- GIVEN REQUEST
Every line from the one containing "What data populates" through the end of the listing below goes in the output, exactly and without pictures.
--- --- ---
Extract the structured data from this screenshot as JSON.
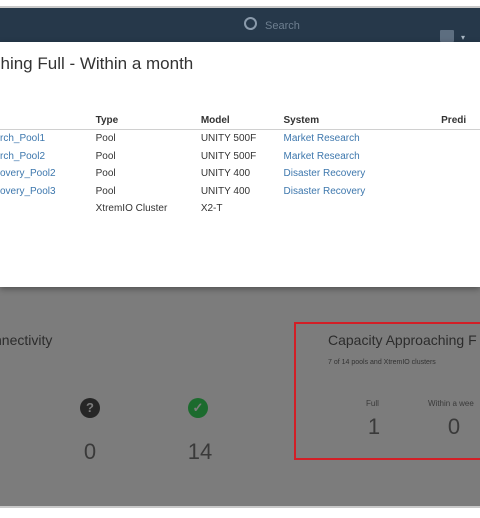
{
  "header": {
    "search_placeholder": "Search",
    "user_caret": "▾"
  },
  "modal": {
    "title": "ching Full - Within a month",
    "columns": [
      "Type",
      "Model",
      "System",
      "Predi"
    ],
    "rows": [
      {
        "name": "rch_Pool1",
        "type": "Pool",
        "model": "UNITY 500F",
        "system": "Market Research"
      },
      {
        "name": "rch_Pool2",
        "type": "Pool",
        "model": "UNITY 500F",
        "system": "Market Research"
      },
      {
        "name": "overy_Pool2",
        "type": "Pool",
        "model": "UNITY 400",
        "system": "Disaster Recovery"
      },
      {
        "name": "overy_Pool3",
        "type": "Pool",
        "model": "UNITY 400",
        "system": "Disaster Recovery"
      },
      {
        "name": "",
        "type": "XtremIO Cluster",
        "model": "X2-T",
        "system": ""
      }
    ]
  },
  "connectivity": {
    "title": "nnectivity",
    "unknown_count": "0",
    "ok_count": "14"
  },
  "capacity": {
    "title": "Capacity Approaching F",
    "subtitle": "7 of 14 pools and XtremIO clusters",
    "full_label": "Full",
    "full_value": "1",
    "week_label": "Within a wee",
    "week_value": "0"
  },
  "colors": {
    "topbar": "#26384a",
    "link": "#3d77ad",
    "highlight": "#d21f26",
    "ok_icon": "#1c6b2e"
  }
}
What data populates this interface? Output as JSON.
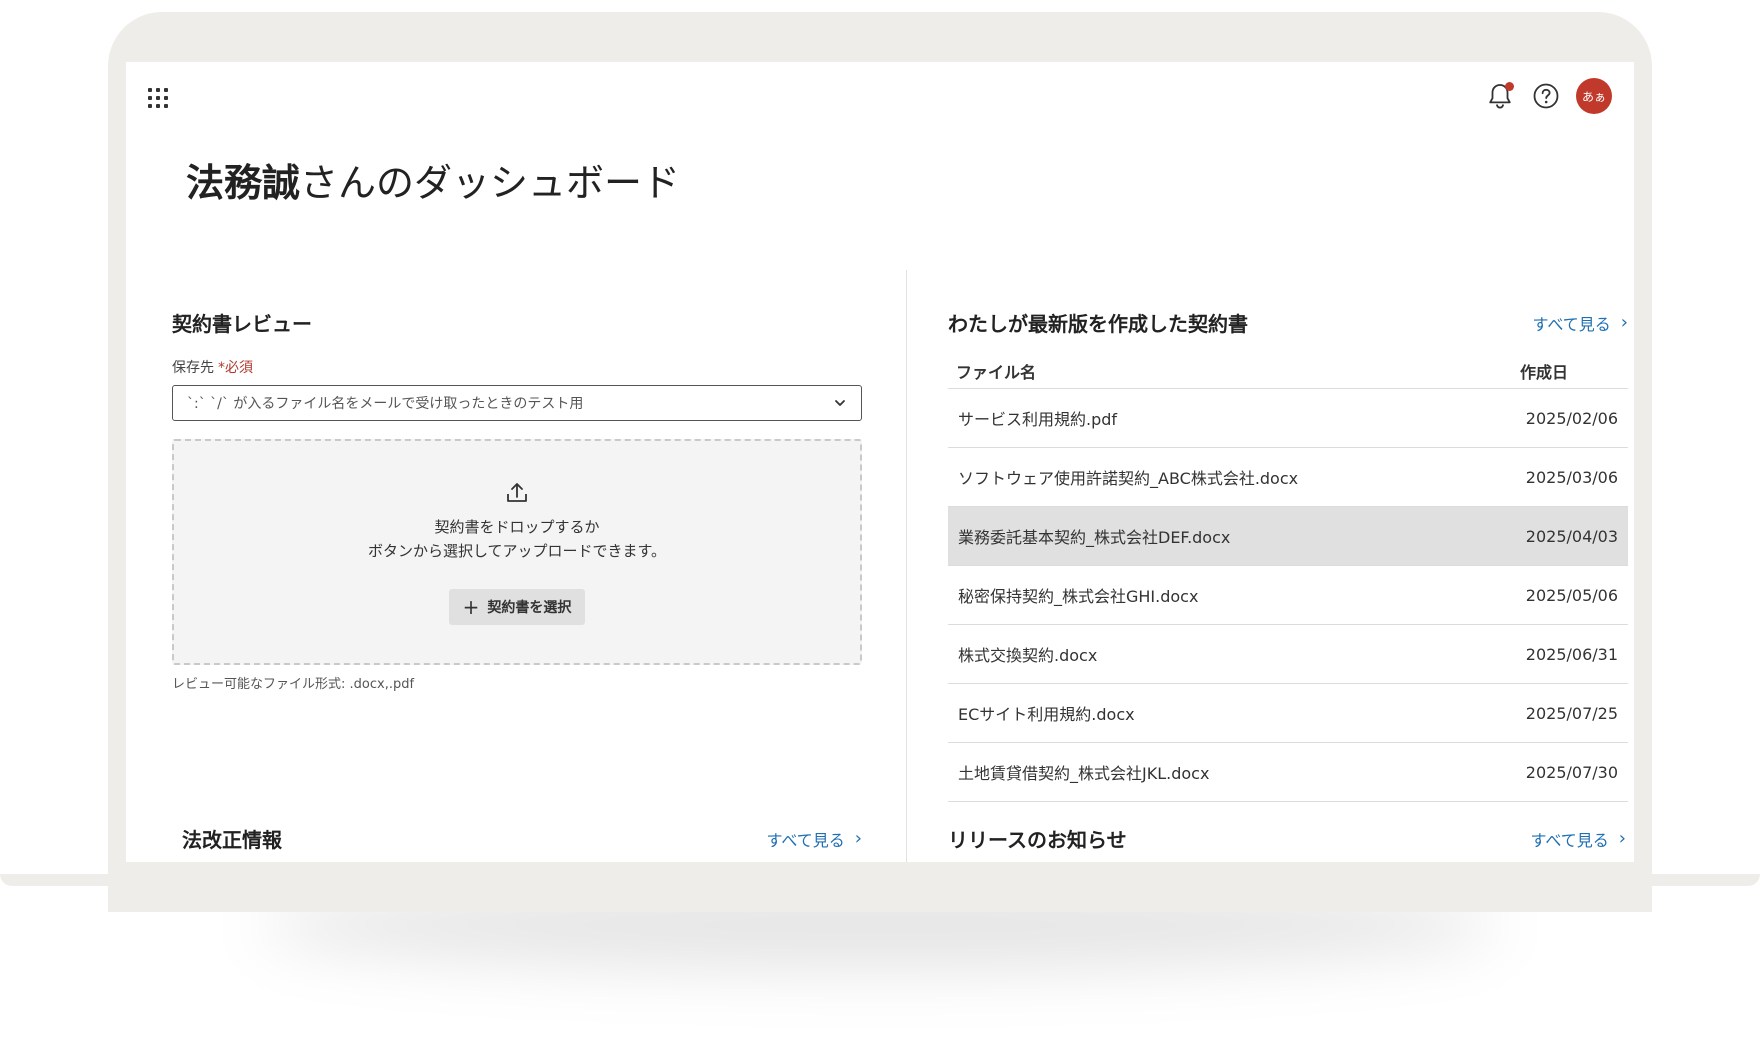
{
  "header": {
    "title_bold": "法務誠",
    "title_rest": "さんのダッシュボード",
    "avatar_text": "あぁ",
    "notification_dot_color": "#c0392b"
  },
  "review": {
    "title": "契約書レビュー",
    "save_label": "保存先",
    "required_label": "*必須",
    "select_value": "`:` `/` が入るファイル名をメールで受け取ったときのテスト用",
    "drop_line1": "契約書をドロップするか",
    "drop_line2": "ボタンから選択してアップロードできます。",
    "select_button": "契約書を選択",
    "formats_note": "レビュー可能なファイル形式: .docx,.pdf"
  },
  "mine": {
    "title": "わたしが最新版を作成した契約書",
    "see_all": "すべて見る",
    "col_name": "ファイル名",
    "col_date": "作成日",
    "rows": [
      {
        "name": "サービス利用規約.pdf",
        "date": "2025/02/06"
      },
      {
        "name": "ソフトウェア使用許諾契約_ABC株式会社.docx",
        "date": "2025/03/06"
      },
      {
        "name": "業務委託基本契約_株式会社DEF.docx",
        "date": "2025/04/03",
        "highlighted": true
      },
      {
        "name": "秘密保持契約_株式会社GHI.docx",
        "date": "2025/05/06"
      },
      {
        "name": "株式交換契約.docx",
        "date": "2025/06/31"
      },
      {
        "name": "ECサイト利用規約.docx",
        "date": "2025/07/25"
      },
      {
        "name": "土地賃貸借契約_株式会社JKL.docx",
        "date": "2025/07/30"
      }
    ]
  },
  "law": {
    "title": "法改正情報",
    "see_all": "すべて見る"
  },
  "release": {
    "title": "リリースのお知らせ",
    "see_all": "すべて見る"
  },
  "icons": [
    "apps-grid-icon",
    "bell-icon",
    "help-icon",
    "upload-icon",
    "chevron-down-icon",
    "chevron-right-icon",
    "plus-icon"
  ]
}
--- --- ---
- OUTPUT OF THE TASK
What data populates this interface? Output as JSON.
{
  "header": {
    "title_bold": "法務誠",
    "title_rest": "さんのダッシュボード",
    "avatar_text": "あぁ",
    "notification_dot_color": "#c0392b"
  },
  "review": {
    "title": "契約書レビュー",
    "save_label": "保存先",
    "required_label": "*必須",
    "select_value": "`:` `/` が入るファイル名をメールで受け取ったときのテスト用",
    "drop_line1": "契約書をドロップするか",
    "drop_line2": "ボタンから選択してアップロードできます。",
    "select_button": "契約書を選択",
    "formats_note": "レビュー可能なファイル形式: .docx,.pdf"
  },
  "mine": {
    "title": "わたしが最新版を作成した契約書",
    "see_all": "すべて見る",
    "col_name": "ファイル名",
    "col_date": "作成日",
    "rows": [
      {
        "name": "サービス利用規約.pdf",
        "date": "2025/02/06"
      },
      {
        "name": "ソフトウェア使用許諾契約_ABC株式会社.docx",
        "date": "2025/03/06"
      },
      {
        "name": "業務委託基本契約_株式会社DEF.docx",
        "date": "2025/04/03",
        "highlighted": true
      },
      {
        "name": "秘密保持契約_株式会社GHI.docx",
        "date": "2025/05/06"
      },
      {
        "name": "株式交換契約.docx",
        "date": "2025/06/31"
      },
      {
        "name": "ECサイト利用規約.docx",
        "date": "2025/07/25"
      },
      {
        "name": "土地賃貸借契約_株式会社JKL.docx",
        "date": "2025/07/30"
      }
    ]
  },
  "law": {
    "title": "法改正情報",
    "see_all": "すべて見る"
  },
  "release": {
    "title": "リリースのお知らせ",
    "see_all": "すべて見る"
  },
  "icons": [
    "apps-grid-icon",
    "bell-icon",
    "help-icon",
    "upload-icon",
    "chevron-down-icon",
    "chevron-right-icon",
    "plus-icon"
  ]
}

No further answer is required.